TASK DESCRIPTION: Each line that holds the word "прямоугольника" counts once; report the total and nothing else.

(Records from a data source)
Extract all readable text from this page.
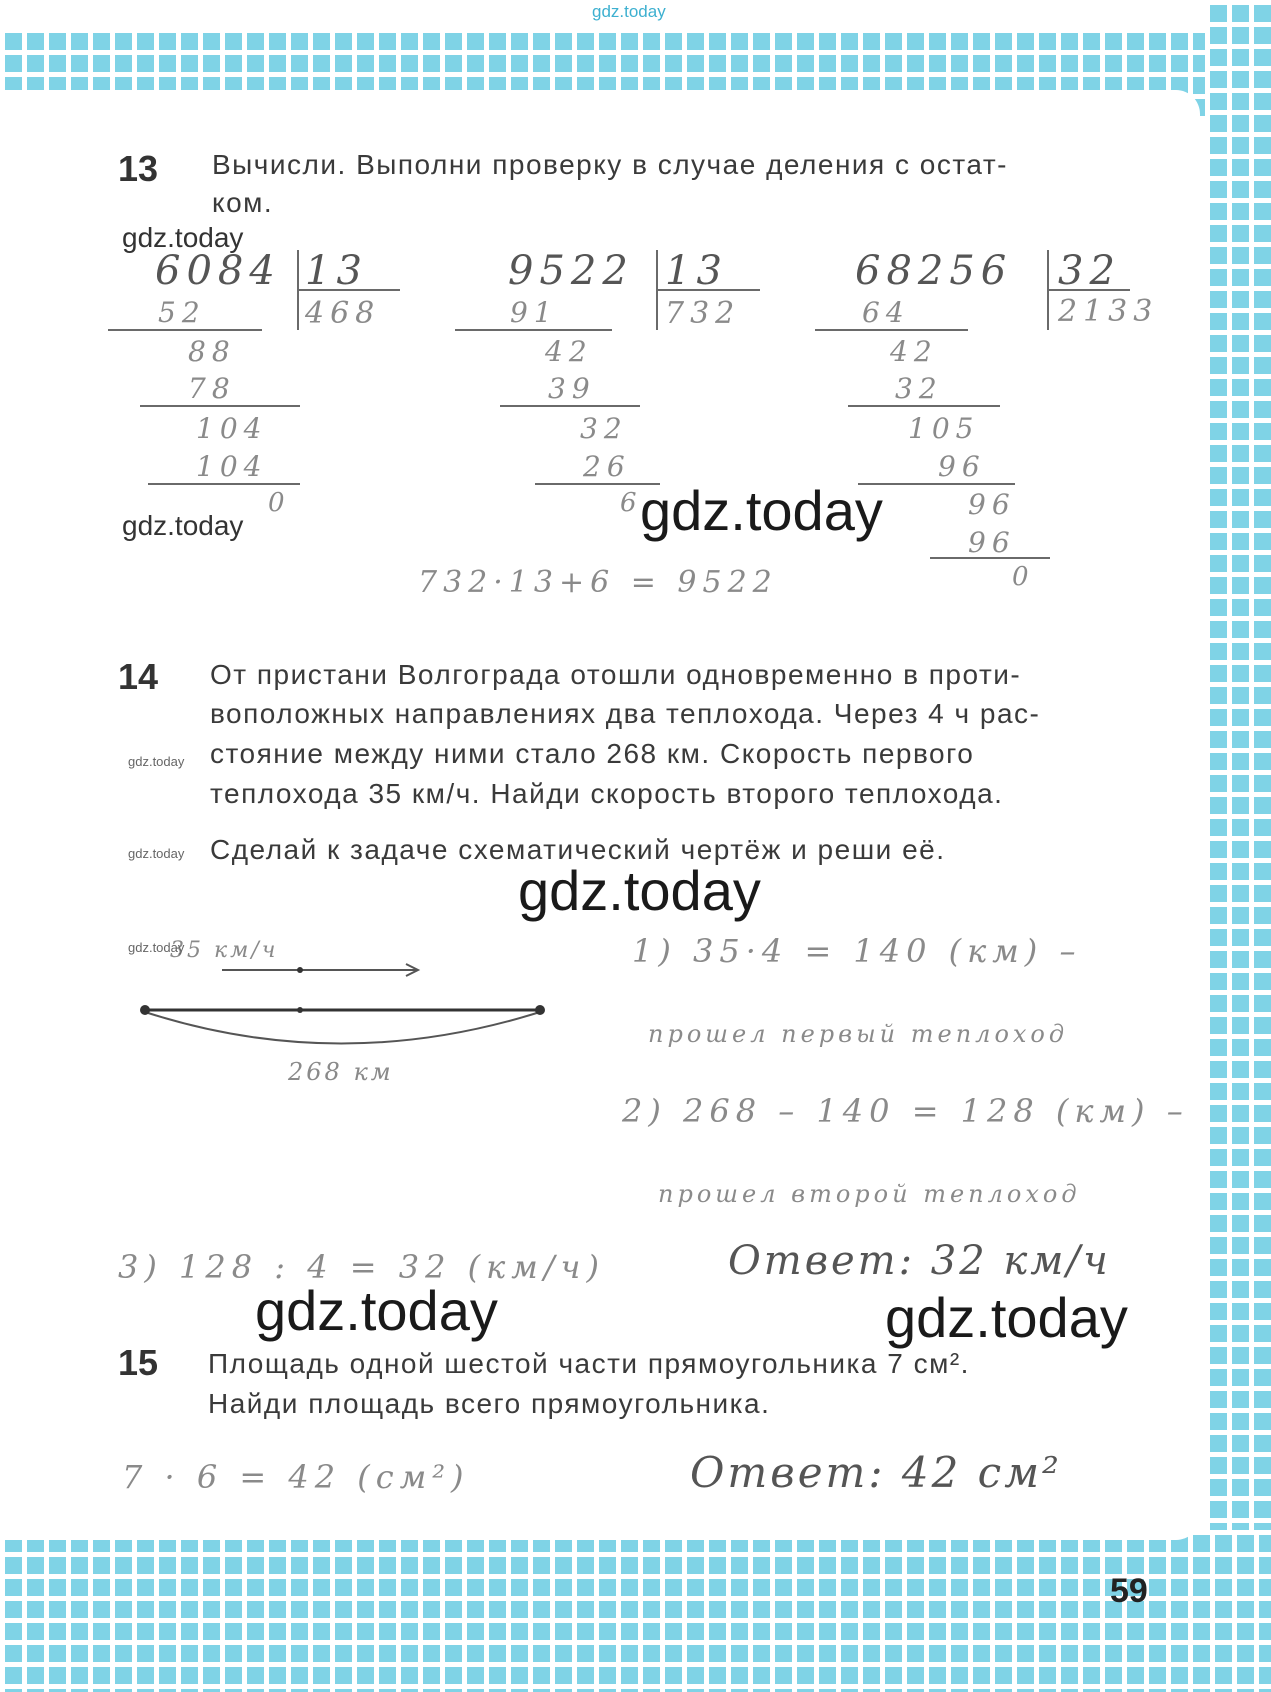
gdz.today
13 Вычисли. Выполни проверку в случае деления с остат-

ком.

6084 13
468
52
88
78
104
104
0
9522 13
732
91
42
39
32
26
6
68256 32
2133
64
42
32
105
96
96
96
0
732·13+6 = 9522
14 От пристани Волгограда отошли одновременно в проти-

воположных направлениях два теплохода. Через 4 ч рас-

стояние между ними стало 268 км. Скорость первого

теплохода 35 км/ч. Найди скорость второго теплохода.

Сделай к задаче схематический чертёж и реши её.

35 км/ч
268 км
1) 35·4 = 140 (км) –
прошел первый теплоход
2) 268 – 140 = 128 (км) –
прошел второй теплоход
3) 128 : 4 = 32 (км/ч)	Ответ: 32 км/ч
15 Площадь одной шестой части прямоугольника 7 см².

Найди площадь всего прямоугольника.

7 · 6 = 42 (см²)	Ответ: 42 см²
gdz.today
gdz.today	gdz.today
gdz.today
gdz.today	gdz.today
gdz.today
gdz.today
gdz.today
59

ANSWER TO THIS TASK: 2